For each line in the data below that holds "help", return a copy.
--- --- ---
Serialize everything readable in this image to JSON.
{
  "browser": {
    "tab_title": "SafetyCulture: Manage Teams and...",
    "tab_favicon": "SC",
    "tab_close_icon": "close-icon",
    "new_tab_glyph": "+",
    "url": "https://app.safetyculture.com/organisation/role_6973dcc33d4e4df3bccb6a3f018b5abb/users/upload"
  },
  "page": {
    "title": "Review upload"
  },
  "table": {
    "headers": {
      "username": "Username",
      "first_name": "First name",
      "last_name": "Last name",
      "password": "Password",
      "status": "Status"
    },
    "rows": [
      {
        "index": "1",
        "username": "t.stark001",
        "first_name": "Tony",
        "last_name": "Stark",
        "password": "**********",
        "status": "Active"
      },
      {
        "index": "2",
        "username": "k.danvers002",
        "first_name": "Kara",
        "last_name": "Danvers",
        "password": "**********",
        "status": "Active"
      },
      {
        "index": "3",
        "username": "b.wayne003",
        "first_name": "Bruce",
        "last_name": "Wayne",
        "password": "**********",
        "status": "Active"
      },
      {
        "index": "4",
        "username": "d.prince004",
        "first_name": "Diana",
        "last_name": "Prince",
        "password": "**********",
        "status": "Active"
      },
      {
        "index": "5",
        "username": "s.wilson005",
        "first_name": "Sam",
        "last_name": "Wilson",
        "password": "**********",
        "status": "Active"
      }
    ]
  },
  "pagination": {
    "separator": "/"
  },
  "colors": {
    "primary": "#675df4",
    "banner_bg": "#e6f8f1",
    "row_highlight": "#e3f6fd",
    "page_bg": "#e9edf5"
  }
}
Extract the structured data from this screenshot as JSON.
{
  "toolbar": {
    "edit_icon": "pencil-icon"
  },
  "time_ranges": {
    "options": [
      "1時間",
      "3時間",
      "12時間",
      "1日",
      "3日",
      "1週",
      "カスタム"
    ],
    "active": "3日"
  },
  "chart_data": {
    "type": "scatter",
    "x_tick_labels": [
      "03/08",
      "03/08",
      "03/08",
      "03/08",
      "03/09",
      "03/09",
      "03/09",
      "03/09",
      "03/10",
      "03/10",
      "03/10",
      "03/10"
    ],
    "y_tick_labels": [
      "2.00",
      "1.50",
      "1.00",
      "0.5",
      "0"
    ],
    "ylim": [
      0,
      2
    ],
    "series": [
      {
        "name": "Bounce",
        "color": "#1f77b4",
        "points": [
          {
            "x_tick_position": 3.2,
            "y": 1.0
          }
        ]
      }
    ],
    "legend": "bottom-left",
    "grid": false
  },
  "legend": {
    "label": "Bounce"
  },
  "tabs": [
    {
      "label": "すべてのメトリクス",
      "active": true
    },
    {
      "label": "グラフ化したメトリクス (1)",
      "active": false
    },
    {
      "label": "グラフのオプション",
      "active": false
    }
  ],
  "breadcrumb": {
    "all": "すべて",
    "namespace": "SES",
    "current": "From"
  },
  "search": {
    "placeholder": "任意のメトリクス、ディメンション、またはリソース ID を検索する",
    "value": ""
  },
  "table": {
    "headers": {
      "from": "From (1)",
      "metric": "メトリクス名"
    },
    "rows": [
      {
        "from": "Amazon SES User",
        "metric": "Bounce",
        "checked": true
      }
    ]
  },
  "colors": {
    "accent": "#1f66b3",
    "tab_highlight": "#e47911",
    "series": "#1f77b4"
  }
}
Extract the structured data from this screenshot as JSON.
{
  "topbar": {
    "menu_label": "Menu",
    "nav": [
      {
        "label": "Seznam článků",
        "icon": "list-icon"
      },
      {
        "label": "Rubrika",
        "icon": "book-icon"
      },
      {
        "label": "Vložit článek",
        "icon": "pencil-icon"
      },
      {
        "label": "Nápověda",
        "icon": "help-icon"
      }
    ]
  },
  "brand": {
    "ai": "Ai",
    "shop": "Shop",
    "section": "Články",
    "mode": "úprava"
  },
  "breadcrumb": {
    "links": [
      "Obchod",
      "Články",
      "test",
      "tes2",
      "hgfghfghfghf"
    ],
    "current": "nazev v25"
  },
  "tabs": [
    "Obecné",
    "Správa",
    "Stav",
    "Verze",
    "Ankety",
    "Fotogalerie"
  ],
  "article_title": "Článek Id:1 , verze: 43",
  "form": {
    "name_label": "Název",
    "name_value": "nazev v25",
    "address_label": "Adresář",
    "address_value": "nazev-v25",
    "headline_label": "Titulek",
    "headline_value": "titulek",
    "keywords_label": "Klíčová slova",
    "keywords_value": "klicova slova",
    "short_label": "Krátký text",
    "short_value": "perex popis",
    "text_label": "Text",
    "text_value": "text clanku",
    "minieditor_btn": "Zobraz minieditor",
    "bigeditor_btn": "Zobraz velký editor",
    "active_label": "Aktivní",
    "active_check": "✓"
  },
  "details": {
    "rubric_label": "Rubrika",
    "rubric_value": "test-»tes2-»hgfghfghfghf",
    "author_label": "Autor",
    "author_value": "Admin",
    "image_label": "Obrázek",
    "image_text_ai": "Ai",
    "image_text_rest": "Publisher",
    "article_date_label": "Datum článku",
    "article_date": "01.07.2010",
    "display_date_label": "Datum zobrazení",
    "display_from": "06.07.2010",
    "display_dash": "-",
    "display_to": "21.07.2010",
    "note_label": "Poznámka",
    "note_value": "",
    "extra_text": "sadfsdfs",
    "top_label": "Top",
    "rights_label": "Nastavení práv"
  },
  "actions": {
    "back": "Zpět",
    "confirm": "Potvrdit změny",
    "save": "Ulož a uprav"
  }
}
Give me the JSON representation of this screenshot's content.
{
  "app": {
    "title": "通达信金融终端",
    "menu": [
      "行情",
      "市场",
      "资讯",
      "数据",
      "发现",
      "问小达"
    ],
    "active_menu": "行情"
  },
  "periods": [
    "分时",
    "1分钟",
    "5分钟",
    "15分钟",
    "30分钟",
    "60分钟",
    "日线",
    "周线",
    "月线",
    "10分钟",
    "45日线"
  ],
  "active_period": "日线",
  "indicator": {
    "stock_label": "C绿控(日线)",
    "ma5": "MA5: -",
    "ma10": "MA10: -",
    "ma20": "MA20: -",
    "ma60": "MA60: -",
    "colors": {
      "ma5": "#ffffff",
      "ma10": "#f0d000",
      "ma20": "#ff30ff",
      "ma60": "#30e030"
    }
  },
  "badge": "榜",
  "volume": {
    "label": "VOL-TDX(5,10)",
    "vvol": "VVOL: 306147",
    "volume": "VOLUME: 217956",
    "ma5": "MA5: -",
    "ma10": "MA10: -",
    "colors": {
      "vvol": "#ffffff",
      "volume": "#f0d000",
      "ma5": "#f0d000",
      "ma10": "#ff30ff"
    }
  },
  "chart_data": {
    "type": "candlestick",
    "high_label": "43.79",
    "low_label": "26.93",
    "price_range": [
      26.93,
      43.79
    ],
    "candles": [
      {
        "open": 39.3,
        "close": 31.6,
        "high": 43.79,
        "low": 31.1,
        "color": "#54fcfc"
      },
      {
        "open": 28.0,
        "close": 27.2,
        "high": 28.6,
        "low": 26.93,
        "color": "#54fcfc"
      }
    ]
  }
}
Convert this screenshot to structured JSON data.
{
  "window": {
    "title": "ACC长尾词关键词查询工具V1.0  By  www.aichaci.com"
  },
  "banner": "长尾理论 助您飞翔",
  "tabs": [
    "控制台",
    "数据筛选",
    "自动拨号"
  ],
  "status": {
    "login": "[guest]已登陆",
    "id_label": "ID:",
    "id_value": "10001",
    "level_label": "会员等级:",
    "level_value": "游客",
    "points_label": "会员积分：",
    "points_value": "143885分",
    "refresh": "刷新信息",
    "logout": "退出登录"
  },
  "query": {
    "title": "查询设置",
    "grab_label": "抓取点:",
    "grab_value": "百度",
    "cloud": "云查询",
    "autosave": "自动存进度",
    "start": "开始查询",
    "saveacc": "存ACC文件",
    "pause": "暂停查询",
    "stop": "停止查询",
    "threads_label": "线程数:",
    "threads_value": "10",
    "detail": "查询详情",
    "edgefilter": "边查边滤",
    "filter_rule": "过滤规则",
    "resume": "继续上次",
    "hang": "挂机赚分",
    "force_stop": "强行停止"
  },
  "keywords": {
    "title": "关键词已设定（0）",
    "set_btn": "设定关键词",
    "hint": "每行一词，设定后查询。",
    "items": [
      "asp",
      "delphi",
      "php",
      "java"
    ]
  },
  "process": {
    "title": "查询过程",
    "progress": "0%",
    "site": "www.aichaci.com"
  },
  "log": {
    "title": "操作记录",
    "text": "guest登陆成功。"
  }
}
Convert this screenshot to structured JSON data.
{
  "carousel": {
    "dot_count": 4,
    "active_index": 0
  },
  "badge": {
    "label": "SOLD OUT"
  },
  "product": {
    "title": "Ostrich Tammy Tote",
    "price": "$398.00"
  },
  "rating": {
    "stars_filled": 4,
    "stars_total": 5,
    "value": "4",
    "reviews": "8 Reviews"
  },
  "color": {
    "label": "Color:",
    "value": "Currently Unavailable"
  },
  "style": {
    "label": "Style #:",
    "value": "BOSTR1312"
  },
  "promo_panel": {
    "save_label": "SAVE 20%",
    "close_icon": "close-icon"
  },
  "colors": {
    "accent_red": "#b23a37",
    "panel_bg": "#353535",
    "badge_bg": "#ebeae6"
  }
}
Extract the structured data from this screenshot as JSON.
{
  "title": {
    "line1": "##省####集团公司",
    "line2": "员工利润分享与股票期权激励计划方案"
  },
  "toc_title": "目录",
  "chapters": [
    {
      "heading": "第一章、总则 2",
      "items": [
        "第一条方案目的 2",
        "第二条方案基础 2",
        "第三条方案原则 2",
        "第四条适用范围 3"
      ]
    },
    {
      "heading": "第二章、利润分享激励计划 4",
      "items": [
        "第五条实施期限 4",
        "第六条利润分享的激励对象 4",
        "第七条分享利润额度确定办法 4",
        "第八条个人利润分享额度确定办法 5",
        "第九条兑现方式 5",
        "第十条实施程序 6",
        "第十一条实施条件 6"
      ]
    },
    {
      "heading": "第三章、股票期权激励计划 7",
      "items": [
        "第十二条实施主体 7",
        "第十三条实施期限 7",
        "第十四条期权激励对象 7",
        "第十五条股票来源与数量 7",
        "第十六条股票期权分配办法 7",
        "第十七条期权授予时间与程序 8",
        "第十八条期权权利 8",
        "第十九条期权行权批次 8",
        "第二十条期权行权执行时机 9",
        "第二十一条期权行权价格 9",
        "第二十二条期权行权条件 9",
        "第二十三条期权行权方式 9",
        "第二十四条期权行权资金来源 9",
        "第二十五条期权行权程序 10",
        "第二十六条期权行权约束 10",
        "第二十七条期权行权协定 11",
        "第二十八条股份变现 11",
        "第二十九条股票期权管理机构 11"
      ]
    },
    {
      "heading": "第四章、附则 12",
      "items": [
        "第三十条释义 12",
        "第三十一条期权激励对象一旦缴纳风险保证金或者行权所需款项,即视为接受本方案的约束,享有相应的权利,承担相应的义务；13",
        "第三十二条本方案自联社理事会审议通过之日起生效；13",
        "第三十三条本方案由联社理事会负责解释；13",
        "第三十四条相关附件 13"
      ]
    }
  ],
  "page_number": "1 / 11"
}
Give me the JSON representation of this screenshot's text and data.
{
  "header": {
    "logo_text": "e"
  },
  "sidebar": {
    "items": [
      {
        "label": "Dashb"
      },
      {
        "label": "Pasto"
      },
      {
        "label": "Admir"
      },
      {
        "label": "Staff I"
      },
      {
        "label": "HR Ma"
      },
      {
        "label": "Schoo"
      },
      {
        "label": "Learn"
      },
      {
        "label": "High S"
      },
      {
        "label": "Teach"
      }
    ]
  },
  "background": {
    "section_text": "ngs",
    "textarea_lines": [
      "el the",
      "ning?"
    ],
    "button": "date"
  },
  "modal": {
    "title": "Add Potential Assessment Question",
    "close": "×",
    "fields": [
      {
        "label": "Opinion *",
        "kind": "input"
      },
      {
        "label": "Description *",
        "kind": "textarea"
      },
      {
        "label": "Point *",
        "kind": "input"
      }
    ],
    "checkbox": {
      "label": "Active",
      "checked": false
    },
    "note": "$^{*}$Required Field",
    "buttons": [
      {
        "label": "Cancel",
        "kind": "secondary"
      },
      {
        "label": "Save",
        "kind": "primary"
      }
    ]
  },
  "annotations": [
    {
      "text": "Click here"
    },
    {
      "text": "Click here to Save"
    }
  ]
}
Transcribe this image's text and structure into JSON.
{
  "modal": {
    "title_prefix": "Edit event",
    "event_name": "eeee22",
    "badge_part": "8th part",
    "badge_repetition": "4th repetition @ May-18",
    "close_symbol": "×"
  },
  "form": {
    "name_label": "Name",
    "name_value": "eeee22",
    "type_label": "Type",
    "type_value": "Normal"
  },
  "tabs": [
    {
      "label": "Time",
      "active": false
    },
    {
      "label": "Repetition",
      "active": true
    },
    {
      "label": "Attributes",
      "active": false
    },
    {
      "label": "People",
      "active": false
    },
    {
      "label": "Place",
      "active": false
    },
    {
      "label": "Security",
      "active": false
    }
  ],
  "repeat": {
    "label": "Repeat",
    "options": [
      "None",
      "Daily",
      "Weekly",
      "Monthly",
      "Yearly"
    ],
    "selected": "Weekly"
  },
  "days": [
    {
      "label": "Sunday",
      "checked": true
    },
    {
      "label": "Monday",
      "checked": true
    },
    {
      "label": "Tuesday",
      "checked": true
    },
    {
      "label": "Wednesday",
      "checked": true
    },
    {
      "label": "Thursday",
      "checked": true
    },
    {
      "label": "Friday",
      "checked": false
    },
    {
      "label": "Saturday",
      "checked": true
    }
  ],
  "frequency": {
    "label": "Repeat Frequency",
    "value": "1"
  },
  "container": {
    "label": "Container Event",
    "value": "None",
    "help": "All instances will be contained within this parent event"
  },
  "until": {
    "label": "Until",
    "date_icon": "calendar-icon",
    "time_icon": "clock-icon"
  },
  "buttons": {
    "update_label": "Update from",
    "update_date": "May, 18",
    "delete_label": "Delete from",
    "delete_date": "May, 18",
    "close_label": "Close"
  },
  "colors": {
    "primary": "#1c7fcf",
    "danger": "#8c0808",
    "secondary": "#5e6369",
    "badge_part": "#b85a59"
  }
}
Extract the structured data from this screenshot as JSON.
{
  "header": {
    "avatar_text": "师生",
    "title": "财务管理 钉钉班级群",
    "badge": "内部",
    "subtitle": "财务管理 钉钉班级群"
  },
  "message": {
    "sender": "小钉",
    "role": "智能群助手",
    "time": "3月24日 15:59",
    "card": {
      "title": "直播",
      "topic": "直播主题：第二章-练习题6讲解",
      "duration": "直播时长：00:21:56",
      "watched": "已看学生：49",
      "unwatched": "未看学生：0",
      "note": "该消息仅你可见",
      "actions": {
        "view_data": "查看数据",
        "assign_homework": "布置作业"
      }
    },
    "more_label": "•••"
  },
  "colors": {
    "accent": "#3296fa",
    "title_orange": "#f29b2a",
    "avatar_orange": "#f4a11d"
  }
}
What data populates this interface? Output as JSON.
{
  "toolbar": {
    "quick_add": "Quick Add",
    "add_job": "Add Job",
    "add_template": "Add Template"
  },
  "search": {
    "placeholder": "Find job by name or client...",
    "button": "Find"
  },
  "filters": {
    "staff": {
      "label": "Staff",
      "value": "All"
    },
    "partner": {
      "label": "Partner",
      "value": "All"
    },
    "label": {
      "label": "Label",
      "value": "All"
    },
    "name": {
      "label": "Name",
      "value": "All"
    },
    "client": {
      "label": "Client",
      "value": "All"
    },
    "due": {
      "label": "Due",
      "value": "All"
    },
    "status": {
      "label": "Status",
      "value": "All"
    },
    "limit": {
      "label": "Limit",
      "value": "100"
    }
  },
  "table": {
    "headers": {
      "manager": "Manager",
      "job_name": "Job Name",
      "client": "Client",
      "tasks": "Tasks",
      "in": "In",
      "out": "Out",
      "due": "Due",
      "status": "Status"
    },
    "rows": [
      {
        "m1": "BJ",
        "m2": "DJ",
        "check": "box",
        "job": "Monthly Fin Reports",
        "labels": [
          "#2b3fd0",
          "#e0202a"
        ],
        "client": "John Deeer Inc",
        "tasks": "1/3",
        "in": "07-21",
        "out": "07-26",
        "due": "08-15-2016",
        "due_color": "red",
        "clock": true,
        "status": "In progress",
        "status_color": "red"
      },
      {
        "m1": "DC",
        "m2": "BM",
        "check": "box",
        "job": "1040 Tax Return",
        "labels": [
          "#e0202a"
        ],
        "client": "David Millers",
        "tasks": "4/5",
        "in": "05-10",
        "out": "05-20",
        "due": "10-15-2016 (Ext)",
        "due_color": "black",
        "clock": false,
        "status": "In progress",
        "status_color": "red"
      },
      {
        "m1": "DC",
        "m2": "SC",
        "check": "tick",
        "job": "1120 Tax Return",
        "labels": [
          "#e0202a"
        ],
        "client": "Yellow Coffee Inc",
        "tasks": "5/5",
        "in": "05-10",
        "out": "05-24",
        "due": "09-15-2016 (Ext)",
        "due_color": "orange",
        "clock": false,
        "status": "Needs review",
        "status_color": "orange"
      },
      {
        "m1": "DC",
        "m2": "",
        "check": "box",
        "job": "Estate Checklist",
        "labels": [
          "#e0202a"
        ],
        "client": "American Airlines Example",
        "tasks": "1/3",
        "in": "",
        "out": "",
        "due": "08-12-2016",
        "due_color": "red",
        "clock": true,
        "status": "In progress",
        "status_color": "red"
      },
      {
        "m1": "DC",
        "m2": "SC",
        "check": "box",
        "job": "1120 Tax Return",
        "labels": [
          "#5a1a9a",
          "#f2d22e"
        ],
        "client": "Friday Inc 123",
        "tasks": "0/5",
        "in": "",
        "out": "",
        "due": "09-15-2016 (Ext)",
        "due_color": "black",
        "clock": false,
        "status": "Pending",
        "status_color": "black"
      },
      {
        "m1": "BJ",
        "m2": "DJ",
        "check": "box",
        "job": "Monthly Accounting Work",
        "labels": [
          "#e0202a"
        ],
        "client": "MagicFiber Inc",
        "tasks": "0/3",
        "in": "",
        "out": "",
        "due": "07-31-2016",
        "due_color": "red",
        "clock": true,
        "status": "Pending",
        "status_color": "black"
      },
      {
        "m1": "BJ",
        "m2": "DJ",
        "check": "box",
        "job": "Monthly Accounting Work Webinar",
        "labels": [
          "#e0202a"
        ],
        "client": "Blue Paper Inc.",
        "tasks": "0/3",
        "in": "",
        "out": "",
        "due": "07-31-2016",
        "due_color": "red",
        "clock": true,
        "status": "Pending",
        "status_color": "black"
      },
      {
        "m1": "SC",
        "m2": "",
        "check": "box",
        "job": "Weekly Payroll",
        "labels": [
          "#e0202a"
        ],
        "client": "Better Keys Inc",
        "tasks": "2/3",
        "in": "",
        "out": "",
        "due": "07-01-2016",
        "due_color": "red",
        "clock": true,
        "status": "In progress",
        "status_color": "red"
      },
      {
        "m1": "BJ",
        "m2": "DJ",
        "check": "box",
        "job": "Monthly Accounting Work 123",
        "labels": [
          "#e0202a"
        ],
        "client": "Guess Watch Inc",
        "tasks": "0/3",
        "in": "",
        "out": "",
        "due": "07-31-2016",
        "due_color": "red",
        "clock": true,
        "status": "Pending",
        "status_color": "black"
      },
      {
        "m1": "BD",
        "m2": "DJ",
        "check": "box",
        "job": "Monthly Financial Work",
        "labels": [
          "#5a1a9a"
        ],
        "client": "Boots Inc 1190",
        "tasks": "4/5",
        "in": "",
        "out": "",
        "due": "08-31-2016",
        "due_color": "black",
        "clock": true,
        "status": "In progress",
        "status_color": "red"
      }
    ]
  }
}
--- --- ---
Exercise answer:
        "icon": "help-icon"
    "help": "All instances will be contained within this parent event"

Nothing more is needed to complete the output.